(Collected data entries)
* * * * * * * * *

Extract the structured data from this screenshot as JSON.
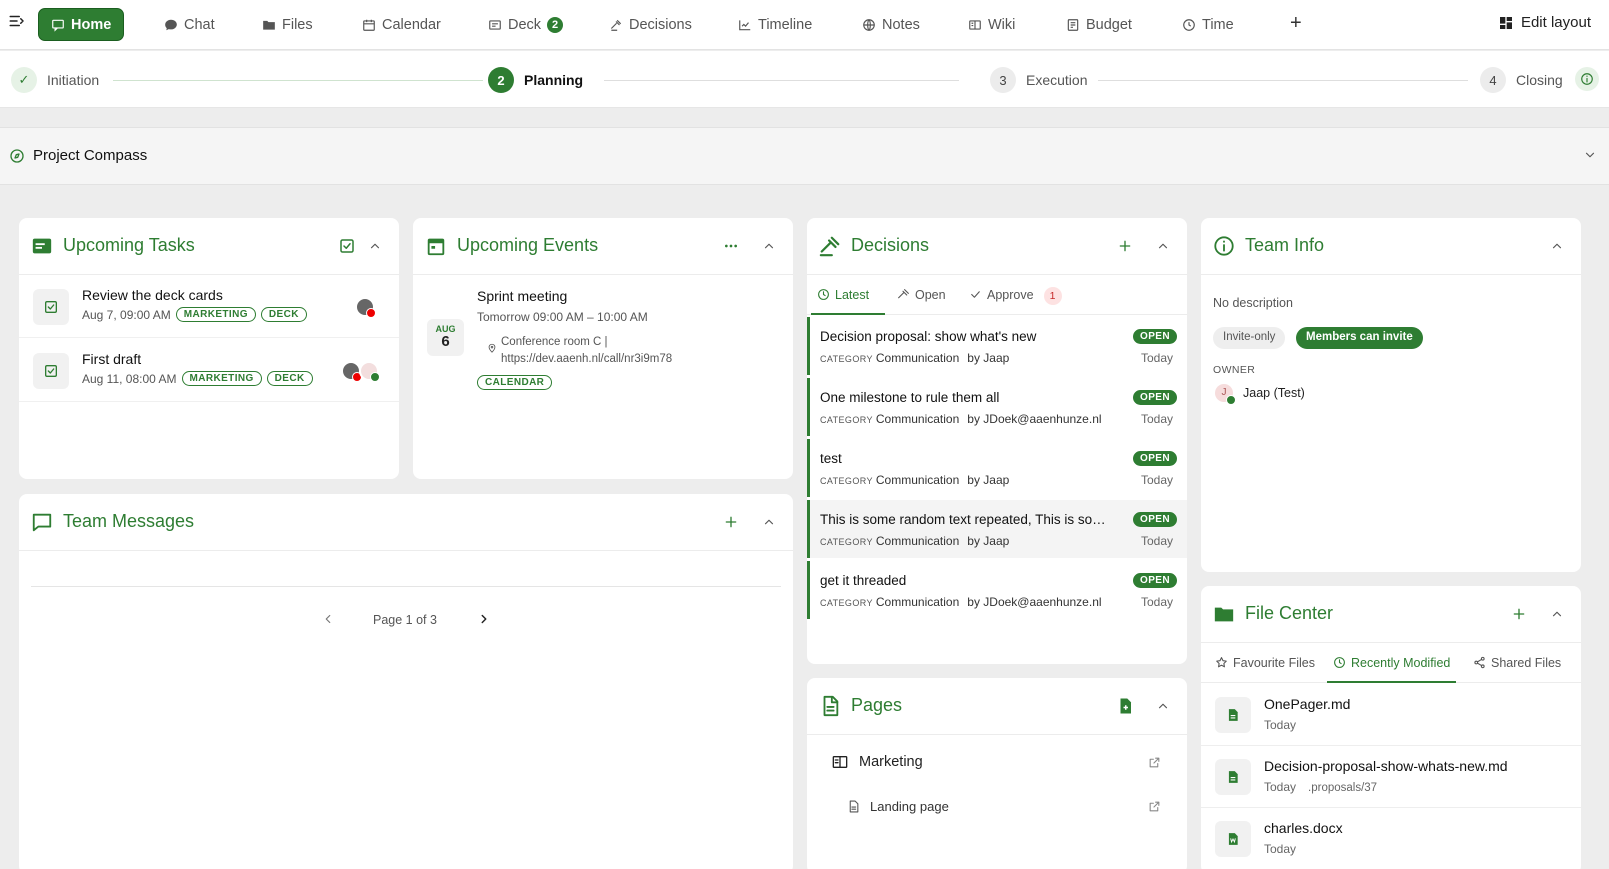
{
  "nav": {
    "items": [
      {
        "label": "Home",
        "icon": "chat-bubble-icon"
      },
      {
        "label": "Chat",
        "icon": "chat-icon"
      },
      {
        "label": "Files",
        "icon": "folder-icon"
      },
      {
        "label": "Calendar",
        "icon": "calendar-icon"
      },
      {
        "label": "Deck",
        "icon": "deck-icon",
        "badge": "2"
      },
      {
        "label": "Decisions",
        "icon": "gavel-icon"
      },
      {
        "label": "Timeline",
        "icon": "timeline-icon"
      },
      {
        "label": "Notes",
        "icon": "globe-icon"
      },
      {
        "label": "Wiki",
        "icon": "book-icon"
      },
      {
        "label": "Budget",
        "icon": "budget-icon"
      },
      {
        "label": "Time",
        "icon": "clock-icon"
      }
    ],
    "add_symbol": "+",
    "edit_layout": "Edit layout"
  },
  "stepper": {
    "steps": [
      {
        "num": "✓",
        "label": "Initiation",
        "state": "done"
      },
      {
        "num": "2",
        "label": "Planning",
        "state": "current"
      },
      {
        "num": "3",
        "label": "Execution",
        "state": "todo"
      },
      {
        "num": "4",
        "label": "Closing",
        "state": "todo"
      }
    ]
  },
  "project": {
    "title": "Project Compass"
  },
  "tasks": {
    "title": "Upcoming Tasks",
    "items": [
      {
        "title": "Review the deck cards",
        "date": "Aug 7, 09:00 AM",
        "tags": [
          "MARKETING",
          "DECK"
        ]
      },
      {
        "title": "First draft",
        "date": "Aug 11, 08:00 AM",
        "tags": [
          "MARKETING",
          "DECK"
        ]
      }
    ]
  },
  "events": {
    "title": "Upcoming Events",
    "items": [
      {
        "month": "AUG",
        "day": "6",
        "title": "Sprint meeting",
        "time": "Tomorrow 09:00 AM – 10:00 AM",
        "location_1": "Conference room C |",
        "location_2": "https://dev.aaenh.nl/call/nr3i9m78",
        "tag": "CALENDAR"
      }
    ]
  },
  "decisions": {
    "title": "Decisions",
    "tabs": [
      {
        "label": "Latest"
      },
      {
        "label": "Open"
      },
      {
        "label": "Approve",
        "badge": "1"
      }
    ],
    "category_label": "CATEGORY",
    "items": [
      {
        "title": "Decision proposal: show what's new",
        "category": "Communication",
        "by": "by Jaap",
        "status": "OPEN",
        "when": "Today"
      },
      {
        "title": "One milestone to rule them all",
        "category": "Communication",
        "by": "by JDoek@aaenhunze.nl",
        "status": "OPEN",
        "when": "Today"
      },
      {
        "title": "test",
        "category": "Communication",
        "by": "by Jaap",
        "status": "OPEN",
        "when": "Today"
      },
      {
        "title": "This is some random text repeated, This is some random text repeated",
        "category": "Communication",
        "by": "by Jaap",
        "status": "OPEN",
        "when": "Today"
      },
      {
        "title": "get it threaded",
        "category": "Communication",
        "by": "by JDoek@aaenhunze.nl",
        "status": "OPEN",
        "when": "Today"
      }
    ]
  },
  "team_info": {
    "title": "Team Info",
    "description": "No description",
    "pills": [
      "Invite-only",
      "Members can invite"
    ],
    "owner_label": "OWNER",
    "owner_name": "Jaap (Test)",
    "owner_initial": "J"
  },
  "messages": {
    "title": "Team Messages",
    "pagination": "Page 1 of 3"
  },
  "pages": {
    "title": "Pages",
    "items": [
      {
        "label": "Marketing"
      },
      {
        "label": "Landing page"
      }
    ]
  },
  "files": {
    "title": "File Center",
    "tabs": [
      "Favourite Files",
      "Recently Modified",
      "Shared Files"
    ],
    "items": [
      {
        "name": "OnePager.md",
        "meta": "Today",
        "path": ""
      },
      {
        "name": "Decision-proposal-show-whats-new.md",
        "meta": "Today",
        "path": ".proposals/37"
      },
      {
        "name": "charles.docx",
        "meta": "Today",
        "path": ""
      }
    ]
  },
  "colors": {
    "accent": "#2e7d32",
    "accent_light": "#e6f2e6",
    "alert": "#c62828"
  }
}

* * * * * * * * *

§ **Aim of the task**
Copy the entries exactly. Leave out the images.

§ **Output**
Extract the structured data from this screenshot as JSON.
{
  "nav": {
    "items": [
      {
        "label": "Home",
        "icon": "chat-bubble-icon"
      },
      {
        "label": "Chat",
        "icon": "chat-icon"
      },
      {
        "label": "Files",
        "icon": "folder-icon"
      },
      {
        "label": "Calendar",
        "icon": "calendar-icon"
      },
      {
        "label": "Deck",
        "icon": "deck-icon",
        "badge": "2"
      },
      {
        "label": "Decisions",
        "icon": "gavel-icon"
      },
      {
        "label": "Timeline",
        "icon": "timeline-icon"
      },
      {
        "label": "Notes",
        "icon": "globe-icon"
      },
      {
        "label": "Wiki",
        "icon": "book-icon"
      },
      {
        "label": "Budget",
        "icon": "budget-icon"
      },
      {
        "label": "Time",
        "icon": "clock-icon"
      }
    ],
    "add_symbol": "+",
    "edit_layout": "Edit layout"
  },
  "stepper": {
    "steps": [
      {
        "num": "✓",
        "label": "Initiation",
        "state": "done"
      },
      {
        "num": "2",
        "label": "Planning",
        "state": "current"
      },
      {
        "num": "3",
        "label": "Execution",
        "state": "todo"
      },
      {
        "num": "4",
        "label": "Closing",
        "state": "todo"
      }
    ]
  },
  "project": {
    "title": "Project Compass"
  },
  "tasks": {
    "title": "Upcoming Tasks",
    "items": [
      {
        "title": "Review the deck cards",
        "date": "Aug 7, 09:00 AM",
        "tags": [
          "MARKETING",
          "DECK"
        ]
      },
      {
        "title": "First draft",
        "date": "Aug 11, 08:00 AM",
        "tags": [
          "MARKETING",
          "DECK"
        ]
      }
    ]
  },
  "events": {
    "title": "Upcoming Events",
    "items": [
      {
        "month": "AUG",
        "day": "6",
        "title": "Sprint meeting",
        "time": "Tomorrow 09:00 AM – 10:00 AM",
        "location_1": "Conference room C |",
        "location_2": "https://dev.aaenh.nl/call/nr3i9m78",
        "tag": "CALENDAR"
      }
    ]
  },
  "decisions": {
    "title": "Decisions",
    "tabs": [
      {
        "label": "Latest"
      },
      {
        "label": "Open"
      },
      {
        "label": "Approve",
        "badge": "1"
      }
    ],
    "category_label": "CATEGORY",
    "items": [
      {
        "title": "Decision proposal: show what's new",
        "category": "Communication",
        "by": "by Jaap",
        "status": "OPEN",
        "when": "Today"
      },
      {
        "title": "One milestone to rule them all",
        "category": "Communication",
        "by": "by JDoek@aaenhunze.nl",
        "status": "OPEN",
        "when": "Today"
      },
      {
        "title": "test",
        "category": "Communication",
        "by": "by Jaap",
        "status": "OPEN",
        "when": "Today"
      },
      {
        "title": "This is some random text repeated, This is some random text repeated",
        "category": "Communication",
        "by": "by Jaap",
        "status": "OPEN",
        "when": "Today"
      },
      {
        "title": "get it threaded",
        "category": "Communication",
        "by": "by JDoek@aaenhunze.nl",
        "status": "OPEN",
        "when": "Today"
      }
    ]
  },
  "team_info": {
    "title": "Team Info",
    "description": "No description",
    "pills": [
      "Invite-only",
      "Members can invite"
    ],
    "owner_label": "OWNER",
    "owner_name": "Jaap (Test)",
    "owner_initial": "J"
  },
  "messages": {
    "title": "Team Messages",
    "pagination": "Page 1 of 3"
  },
  "pages": {
    "title": "Pages",
    "items": [
      {
        "label": "Marketing"
      },
      {
        "label": "Landing page"
      }
    ]
  },
  "files": {
    "title": "File Center",
    "tabs": [
      "Favourite Files",
      "Recently Modified",
      "Shared Files"
    ],
    "items": [
      {
        "name": "OnePager.md",
        "meta": "Today",
        "path": ""
      },
      {
        "name": "Decision-proposal-show-whats-new.md",
        "meta": "Today",
        "path": ".proposals/37"
      },
      {
        "name": "charles.docx",
        "meta": "Today",
        "path": ""
      }
    ]
  },
  "colors": {
    "accent": "#2e7d32",
    "accent_light": "#e6f2e6",
    "alert": "#c62828"
  }
}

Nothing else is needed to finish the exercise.